● **TASK DETAILS**: Restate, word for word, every line of the data.
#### SUPPLIED INFORMATION
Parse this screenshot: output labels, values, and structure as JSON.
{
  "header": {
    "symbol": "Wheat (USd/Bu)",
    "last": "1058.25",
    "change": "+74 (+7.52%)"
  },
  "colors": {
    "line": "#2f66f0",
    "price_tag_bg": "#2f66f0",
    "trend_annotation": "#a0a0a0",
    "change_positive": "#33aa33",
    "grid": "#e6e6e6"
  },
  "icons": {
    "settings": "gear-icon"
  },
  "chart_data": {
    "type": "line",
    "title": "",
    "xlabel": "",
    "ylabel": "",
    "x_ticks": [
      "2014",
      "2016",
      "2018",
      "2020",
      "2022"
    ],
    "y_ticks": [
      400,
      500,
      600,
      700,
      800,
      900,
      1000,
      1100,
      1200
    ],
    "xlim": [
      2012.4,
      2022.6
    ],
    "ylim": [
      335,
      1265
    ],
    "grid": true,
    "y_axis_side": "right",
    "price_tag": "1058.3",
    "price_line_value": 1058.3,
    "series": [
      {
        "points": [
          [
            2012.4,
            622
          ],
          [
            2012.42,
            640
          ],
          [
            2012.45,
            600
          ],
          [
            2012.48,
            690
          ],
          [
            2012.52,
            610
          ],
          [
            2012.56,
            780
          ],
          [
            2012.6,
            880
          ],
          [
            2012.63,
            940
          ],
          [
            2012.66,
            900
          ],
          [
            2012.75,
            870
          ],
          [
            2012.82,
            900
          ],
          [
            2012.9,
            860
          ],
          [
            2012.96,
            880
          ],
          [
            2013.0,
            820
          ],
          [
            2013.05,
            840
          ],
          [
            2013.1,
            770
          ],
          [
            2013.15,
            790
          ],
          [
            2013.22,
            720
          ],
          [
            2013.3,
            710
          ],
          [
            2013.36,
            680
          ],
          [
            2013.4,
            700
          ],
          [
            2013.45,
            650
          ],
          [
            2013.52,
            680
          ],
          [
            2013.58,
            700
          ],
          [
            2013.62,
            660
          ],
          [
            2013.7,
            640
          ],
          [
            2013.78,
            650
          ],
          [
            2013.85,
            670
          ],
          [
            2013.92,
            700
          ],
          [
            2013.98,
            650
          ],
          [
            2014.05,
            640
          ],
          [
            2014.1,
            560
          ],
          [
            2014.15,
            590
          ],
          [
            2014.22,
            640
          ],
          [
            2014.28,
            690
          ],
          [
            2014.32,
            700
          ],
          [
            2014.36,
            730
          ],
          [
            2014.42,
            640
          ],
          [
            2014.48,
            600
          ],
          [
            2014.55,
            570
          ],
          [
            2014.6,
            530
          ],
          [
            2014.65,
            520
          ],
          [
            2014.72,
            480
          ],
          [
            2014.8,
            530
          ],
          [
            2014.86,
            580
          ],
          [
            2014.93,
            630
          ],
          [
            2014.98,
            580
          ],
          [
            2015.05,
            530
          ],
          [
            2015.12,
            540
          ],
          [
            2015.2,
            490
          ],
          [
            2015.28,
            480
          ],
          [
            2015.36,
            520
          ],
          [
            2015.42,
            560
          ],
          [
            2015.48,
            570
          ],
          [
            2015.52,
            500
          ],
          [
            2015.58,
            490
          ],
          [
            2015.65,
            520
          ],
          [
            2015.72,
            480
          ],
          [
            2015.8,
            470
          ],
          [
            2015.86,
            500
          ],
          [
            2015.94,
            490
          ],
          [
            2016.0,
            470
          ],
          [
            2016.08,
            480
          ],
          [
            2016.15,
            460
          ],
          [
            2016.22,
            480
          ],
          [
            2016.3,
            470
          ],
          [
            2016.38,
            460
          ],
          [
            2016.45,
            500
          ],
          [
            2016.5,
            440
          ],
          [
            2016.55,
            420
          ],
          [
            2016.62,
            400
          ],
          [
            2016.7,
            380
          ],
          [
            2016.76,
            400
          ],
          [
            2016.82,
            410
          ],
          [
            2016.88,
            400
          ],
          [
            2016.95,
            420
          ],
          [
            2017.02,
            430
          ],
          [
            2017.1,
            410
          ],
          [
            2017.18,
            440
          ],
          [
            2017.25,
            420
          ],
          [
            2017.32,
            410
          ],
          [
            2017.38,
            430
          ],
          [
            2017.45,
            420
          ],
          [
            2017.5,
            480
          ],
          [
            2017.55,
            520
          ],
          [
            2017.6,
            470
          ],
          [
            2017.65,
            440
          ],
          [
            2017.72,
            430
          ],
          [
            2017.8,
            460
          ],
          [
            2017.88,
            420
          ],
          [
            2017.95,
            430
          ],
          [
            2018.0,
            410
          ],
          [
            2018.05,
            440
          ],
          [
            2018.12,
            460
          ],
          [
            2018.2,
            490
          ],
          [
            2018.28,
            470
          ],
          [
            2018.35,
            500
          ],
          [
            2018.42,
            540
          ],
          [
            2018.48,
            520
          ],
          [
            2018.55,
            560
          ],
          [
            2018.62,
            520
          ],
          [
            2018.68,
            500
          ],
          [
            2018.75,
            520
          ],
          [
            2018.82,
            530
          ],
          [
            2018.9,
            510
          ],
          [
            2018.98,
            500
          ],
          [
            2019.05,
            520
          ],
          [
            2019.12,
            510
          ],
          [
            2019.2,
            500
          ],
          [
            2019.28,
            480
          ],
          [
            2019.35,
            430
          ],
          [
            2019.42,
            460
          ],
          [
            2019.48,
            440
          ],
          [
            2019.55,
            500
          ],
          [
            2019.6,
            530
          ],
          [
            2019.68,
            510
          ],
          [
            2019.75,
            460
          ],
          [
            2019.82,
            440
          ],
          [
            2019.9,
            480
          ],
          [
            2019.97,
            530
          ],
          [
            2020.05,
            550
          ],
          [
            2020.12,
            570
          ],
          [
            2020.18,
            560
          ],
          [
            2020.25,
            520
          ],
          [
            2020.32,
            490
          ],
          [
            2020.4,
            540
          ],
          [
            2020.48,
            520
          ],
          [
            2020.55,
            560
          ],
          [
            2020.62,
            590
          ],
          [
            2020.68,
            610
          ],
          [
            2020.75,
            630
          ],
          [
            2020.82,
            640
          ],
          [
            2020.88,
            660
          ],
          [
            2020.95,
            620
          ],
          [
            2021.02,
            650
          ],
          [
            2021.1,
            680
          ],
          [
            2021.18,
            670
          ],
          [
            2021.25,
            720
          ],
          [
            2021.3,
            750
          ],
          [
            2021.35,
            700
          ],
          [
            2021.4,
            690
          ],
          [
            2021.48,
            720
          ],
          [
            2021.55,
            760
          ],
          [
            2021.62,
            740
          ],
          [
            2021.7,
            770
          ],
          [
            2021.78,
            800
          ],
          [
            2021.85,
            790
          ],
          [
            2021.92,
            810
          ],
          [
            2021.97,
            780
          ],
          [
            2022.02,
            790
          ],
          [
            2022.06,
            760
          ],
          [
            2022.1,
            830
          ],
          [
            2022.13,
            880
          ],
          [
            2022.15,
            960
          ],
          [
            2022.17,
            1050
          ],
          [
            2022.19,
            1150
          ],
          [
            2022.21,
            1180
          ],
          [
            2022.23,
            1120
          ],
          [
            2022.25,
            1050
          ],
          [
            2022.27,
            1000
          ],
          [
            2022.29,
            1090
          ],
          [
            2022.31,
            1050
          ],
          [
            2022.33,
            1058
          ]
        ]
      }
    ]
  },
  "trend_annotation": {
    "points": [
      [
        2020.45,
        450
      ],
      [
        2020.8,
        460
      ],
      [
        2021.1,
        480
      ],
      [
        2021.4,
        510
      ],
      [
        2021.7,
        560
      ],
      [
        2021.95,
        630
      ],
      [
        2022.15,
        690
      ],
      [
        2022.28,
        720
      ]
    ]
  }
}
########
● **REPLY**:
Parse this screenshot: output labels, values, and structure as JSON.
{
  "header": {
    "symbol": "Wheat (USd/Bu)",
    "last": "1058.25",
    "change": "+74 (+7.52%)"
  },
  "colors": {
    "line": "#2f66f0",
    "price_tag_bg": "#2f66f0",
    "trend_annotation": "#a0a0a0",
    "change_positive": "#33aa33",
    "grid": "#e6e6e6"
  },
  "icons": {
    "settings": "gear-icon"
  },
  "chart_data": {
    "type": "line",
    "title": "",
    "xlabel": "",
    "ylabel": "",
    "x_ticks": [
      "2014",
      "2016",
      "2018",
      "2020",
      "2022"
    ],
    "y_ticks": [
      400,
      500,
      600,
      700,
      800,
      900,
      1000,
      1100,
      1200
    ],
    "xlim": [
      2012.4,
      2022.6
    ],
    "ylim": [
      335,
      1265
    ],
    "grid": true,
    "y_axis_side": "right",
    "price_tag": "1058.3",
    "price_line_value": 1058.3,
    "series": [
      {
        "points": [
          [
            2012.4,
            622
          ],
          [
            2012.42,
            640
          ],
          [
            2012.45,
            600
          ],
          [
            2012.48,
            690
          ],
          [
            2012.52,
            610
          ],
          [
            2012.56,
            780
          ],
          [
            2012.6,
            880
          ],
          [
            2012.63,
            940
          ],
          [
            2012.66,
            900
          ],
          [
            2012.75,
            870
          ],
          [
            2012.82,
            900
          ],
          [
            2012.9,
            860
          ],
          [
            2012.96,
            880
          ],
          [
            2013.0,
            820
          ],
          [
            2013.05,
            840
          ],
          [
            2013.1,
            770
          ],
          [
            2013.15,
            790
          ],
          [
            2013.22,
            720
          ],
          [
            2013.3,
            710
          ],
          [
            2013.36,
            680
          ],
          [
            2013.4,
            700
          ],
          [
            2013.45,
            650
          ],
          [
            2013.52,
            680
          ],
          [
            2013.58,
            700
          ],
          [
            2013.62,
            660
          ],
          [
            2013.7,
            640
          ],
          [
            2013.78,
            650
          ],
          [
            2013.85,
            670
          ],
          [
            2013.92,
            700
          ],
          [
            2013.98,
            650
          ],
          [
            2014.05,
            640
          ],
          [
            2014.1,
            560
          ],
          [
            2014.15,
            590
          ],
          [
            2014.22,
            640
          ],
          [
            2014.28,
            690
          ],
          [
            2014.32,
            700
          ],
          [
            2014.36,
            730
          ],
          [
            2014.42,
            640
          ],
          [
            2014.48,
            600
          ],
          [
            2014.55,
            570
          ],
          [
            2014.6,
            530
          ],
          [
            2014.65,
            520
          ],
          [
            2014.72,
            480
          ],
          [
            2014.8,
            530
          ],
          [
            2014.86,
            580
          ],
          [
            2014.93,
            630
          ],
          [
            2014.98,
            580
          ],
          [
            2015.05,
            530
          ],
          [
            2015.12,
            540
          ],
          [
            2015.2,
            490
          ],
          [
            2015.28,
            480
          ],
          [
            2015.36,
            520
          ],
          [
            2015.42,
            560
          ],
          [
            2015.48,
            570
          ],
          [
            2015.52,
            500
          ],
          [
            2015.58,
            490
          ],
          [
            2015.65,
            520
          ],
          [
            2015.72,
            480
          ],
          [
            2015.8,
            470
          ],
          [
            2015.86,
            500
          ],
          [
            2015.94,
            490
          ],
          [
            2016.0,
            470
          ],
          [
            2016.08,
            480
          ],
          [
            2016.15,
            460
          ],
          [
            2016.22,
            480
          ],
          [
            2016.3,
            470
          ],
          [
            2016.38,
            460
          ],
          [
            2016.45,
            500
          ],
          [
            2016.5,
            440
          ],
          [
            2016.55,
            420
          ],
          [
            2016.62,
            400
          ],
          [
            2016.7,
            380
          ],
          [
            2016.76,
            400
          ],
          [
            2016.82,
            410
          ],
          [
            2016.88,
            400
          ],
          [
            2016.95,
            420
          ],
          [
            2017.02,
            430
          ],
          [
            2017.1,
            410
          ],
          [
            2017.18,
            440
          ],
          [
            2017.25,
            420
          ],
          [
            2017.32,
            410
          ],
          [
            2017.38,
            430
          ],
          [
            2017.45,
            420
          ],
          [
            2017.5,
            480
          ],
          [
            2017.55,
            520
          ],
          [
            2017.6,
            470
          ],
          [
            2017.65,
            440
          ],
          [
            2017.72,
            430
          ],
          [
            2017.8,
            460
          ],
          [
            2017.88,
            420
          ],
          [
            2017.95,
            430
          ],
          [
            2018.0,
            410
          ],
          [
            2018.05,
            440
          ],
          [
            2018.12,
            460
          ],
          [
            2018.2,
            490
          ],
          [
            2018.28,
            470
          ],
          [
            2018.35,
            500
          ],
          [
            2018.42,
            540
          ],
          [
            2018.48,
            520
          ],
          [
            2018.55,
            560
          ],
          [
            2018.62,
            520
          ],
          [
            2018.68,
            500
          ],
          [
            2018.75,
            520
          ],
          [
            2018.82,
            530
          ],
          [
            2018.9,
            510
          ],
          [
            2018.98,
            500
          ],
          [
            2019.05,
            520
          ],
          [
            2019.12,
            510
          ],
          [
            2019.2,
            500
          ],
          [
            2019.28,
            480
          ],
          [
            2019.35,
            430
          ],
          [
            2019.42,
            460
          ],
          [
            2019.48,
            440
          ],
          [
            2019.55,
            500
          ],
          [
            2019.6,
            530
          ],
          [
            2019.68,
            510
          ],
          [
            2019.75,
            460
          ],
          [
            2019.82,
            440
          ],
          [
            2019.9,
            480
          ],
          [
            2019.97,
            530
          ],
          [
            2020.05,
            550
          ],
          [
            2020.12,
            570
          ],
          [
            2020.18,
            560
          ],
          [
            2020.25,
            520
          ],
          [
            2020.32,
            490
          ],
          [
            2020.4,
            540
          ],
          [
            2020.48,
            520
          ],
          [
            2020.55,
            560
          ],
          [
            2020.62,
            590
          ],
          [
            2020.68,
            610
          ],
          [
            2020.75,
            630
          ],
          [
            2020.82,
            640
          ],
          [
            2020.88,
            660
          ],
          [
            2020.95,
            620
          ],
          [
            2021.02,
            650
          ],
          [
            2021.1,
            680
          ],
          [
            2021.18,
            670
          ],
          [
            2021.25,
            720
          ],
          [
            2021.3,
            750
          ],
          [
            2021.35,
            700
          ],
          [
            2021.4,
            690
          ],
          [
            2021.48,
            720
          ],
          [
            2021.55,
            760
          ],
          [
            2021.62,
            740
          ],
          [
            2021.7,
            770
          ],
          [
            2021.78,
            800
          ],
          [
            2021.85,
            790
          ],
          [
            2021.92,
            810
          ],
          [
            2021.97,
            780
          ],
          [
            2022.02,
            790
          ],
          [
            2022.06,
            760
          ],
          [
            2022.1,
            830
          ],
          [
            2022.13,
            880
          ],
          [
            2022.15,
            960
          ],
          [
            2022.17,
            1050
          ],
          [
            2022.19,
            1150
          ],
          [
            2022.21,
            1180
          ],
          [
            2022.23,
            1120
          ],
          [
            2022.25,
            1050
          ],
          [
            2022.27,
            1000
          ],
          [
            2022.29,
            1090
          ],
          [
            2022.31,
            1050
          ],
          [
            2022.33,
            1058
          ]
        ]
      }
    ]
  },
  "trend_annotation": {
    "points": [
      [
        2020.45,
        450
      ],
      [
        2020.8,
        460
      ],
      [
        2021.1,
        480
      ],
      [
        2021.4,
        510
      ],
      [
        2021.7,
        560
      ],
      [
        2021.95,
        630
      ],
      [
        2022.15,
        690
      ],
      [
        2022.28,
        720
      ]
    ]
  }
}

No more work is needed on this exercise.